:: Direction ::
Retype the material in full, keeping every word the same.

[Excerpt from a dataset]
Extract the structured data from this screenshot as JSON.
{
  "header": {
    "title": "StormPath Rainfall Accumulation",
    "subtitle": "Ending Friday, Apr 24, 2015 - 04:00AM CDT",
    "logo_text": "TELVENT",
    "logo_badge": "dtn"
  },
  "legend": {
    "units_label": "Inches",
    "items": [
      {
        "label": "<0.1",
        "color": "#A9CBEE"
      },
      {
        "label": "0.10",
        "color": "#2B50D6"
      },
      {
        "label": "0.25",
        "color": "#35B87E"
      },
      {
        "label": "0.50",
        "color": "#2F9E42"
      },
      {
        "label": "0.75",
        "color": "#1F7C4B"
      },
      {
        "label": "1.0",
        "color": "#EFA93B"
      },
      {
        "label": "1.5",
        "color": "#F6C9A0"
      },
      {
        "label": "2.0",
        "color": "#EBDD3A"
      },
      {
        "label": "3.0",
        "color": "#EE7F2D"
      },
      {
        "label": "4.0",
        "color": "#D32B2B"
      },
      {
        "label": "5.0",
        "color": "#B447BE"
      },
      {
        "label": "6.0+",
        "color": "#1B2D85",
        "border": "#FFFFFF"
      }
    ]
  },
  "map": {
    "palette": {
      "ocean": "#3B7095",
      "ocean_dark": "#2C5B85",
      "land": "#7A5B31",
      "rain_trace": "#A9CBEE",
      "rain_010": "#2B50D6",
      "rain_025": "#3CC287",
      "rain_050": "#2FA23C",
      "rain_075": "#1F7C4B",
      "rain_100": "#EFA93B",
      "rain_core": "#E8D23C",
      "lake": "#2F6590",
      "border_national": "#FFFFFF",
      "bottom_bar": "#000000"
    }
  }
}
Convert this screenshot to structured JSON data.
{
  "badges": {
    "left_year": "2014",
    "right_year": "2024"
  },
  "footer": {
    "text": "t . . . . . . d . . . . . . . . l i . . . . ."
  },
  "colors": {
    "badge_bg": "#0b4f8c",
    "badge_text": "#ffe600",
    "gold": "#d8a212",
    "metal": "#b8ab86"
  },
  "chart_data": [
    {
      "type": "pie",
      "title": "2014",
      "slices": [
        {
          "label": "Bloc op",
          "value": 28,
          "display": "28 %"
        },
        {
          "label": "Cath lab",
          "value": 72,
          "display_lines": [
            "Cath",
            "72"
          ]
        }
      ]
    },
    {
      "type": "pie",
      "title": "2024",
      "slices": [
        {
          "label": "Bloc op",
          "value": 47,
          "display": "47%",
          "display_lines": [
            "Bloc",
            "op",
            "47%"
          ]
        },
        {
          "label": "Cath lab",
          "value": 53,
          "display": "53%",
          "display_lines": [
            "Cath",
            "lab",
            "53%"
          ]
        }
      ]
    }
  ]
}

:: Solution for this exercise ::
Extract the structured data from this screenshot as JSON.
{
  "header": {
    "title": "StormPath Rainfall Accumulation",
    "subtitle": "Ending Friday, Apr 24, 2015 - 04:00AM CDT",
    "logo_text": "TELVENT",
    "logo_badge": "dtn"
  },
  "legend": {
    "units_label": "Inches",
    "items": [
      {
        "label": "<0.1",
        "color": "#A9CBEE"
      },
      {
        "label": "0.10",
        "color": "#2B50D6"
      },
      {
        "label": "0.25",
        "color": "#35B87E"
      },
      {
        "label": "0.50",
        "color": "#2F9E42"
      },
      {
        "label": "0.75",
        "color": "#1F7C4B"
      },
      {
        "label": "1.0",
        "color": "#EFA93B"
      },
      {
        "label": "1.5",
        "color": "#F6C9A0"
      },
      {
        "label": "2.0",
        "color": "#EBDD3A"
      },
      {
        "label": "3.0",
        "color": "#EE7F2D"
      },
      {
        "label": "4.0",
        "color": "#D32B2B"
      },
      {
        "label": "5.0",
        "color": "#B447BE"
      },
      {
        "label": "6.0+",
        "color": "#1B2D85",
        "border": "#FFFFFF"
      }
    ]
  },
  "map": {
    "palette": {
      "ocean": "#3B7095",
      "ocean_dark": "#2C5B85",
      "land": "#7A5B31",
      "rain_trace": "#A9CBEE",
      "rain_010": "#2B50D6",
      "rain_025": "#3CC287",
      "rain_050": "#2FA23C",
      "rain_075": "#1F7C4B",
      "rain_100": "#EFA93B",
      "rain_core": "#E8D23C",
      "lake": "#2F6590",
      "border_national": "#FFFFFF",
      "bottom_bar": "#000000"
    }
  }
}
Convert this screenshot to structured JSON data.
{
  "badges": {
    "left_year": "2014",
    "right_year": "2024"
  },
  "footer": {
    "text": "t . . . . . . d . . . . . . . . l i . . . . ."
  },
  "colors": {
    "badge_bg": "#0b4f8c",
    "badge_text": "#ffe600",
    "gold": "#d8a212",
    "metal": "#b8ab86"
  },
  "chart_data": [
    {
      "type": "pie",
      "title": "2014",
      "slices": [
        {
          "label": "Bloc op",
          "value": 28,
          "display": "28 %"
        },
        {
          "label": "Cath lab",
          "value": 72,
          "display_lines": [
            "Cath",
            "72"
          ]
        }
      ]
    },
    {
      "type": "pie",
      "title": "2024",
      "slices": [
        {
          "label": "Bloc op",
          "value": 47,
          "display": "47%",
          "display_lines": [
            "Bloc",
            "op",
            "47%"
          ]
        },
        {
          "label": "Cath lab",
          "value": 53,
          "display": "53%",
          "display_lines": [
            "Cath",
            "lab",
            "53%"
          ]
        }
      ]
    }
  ]
}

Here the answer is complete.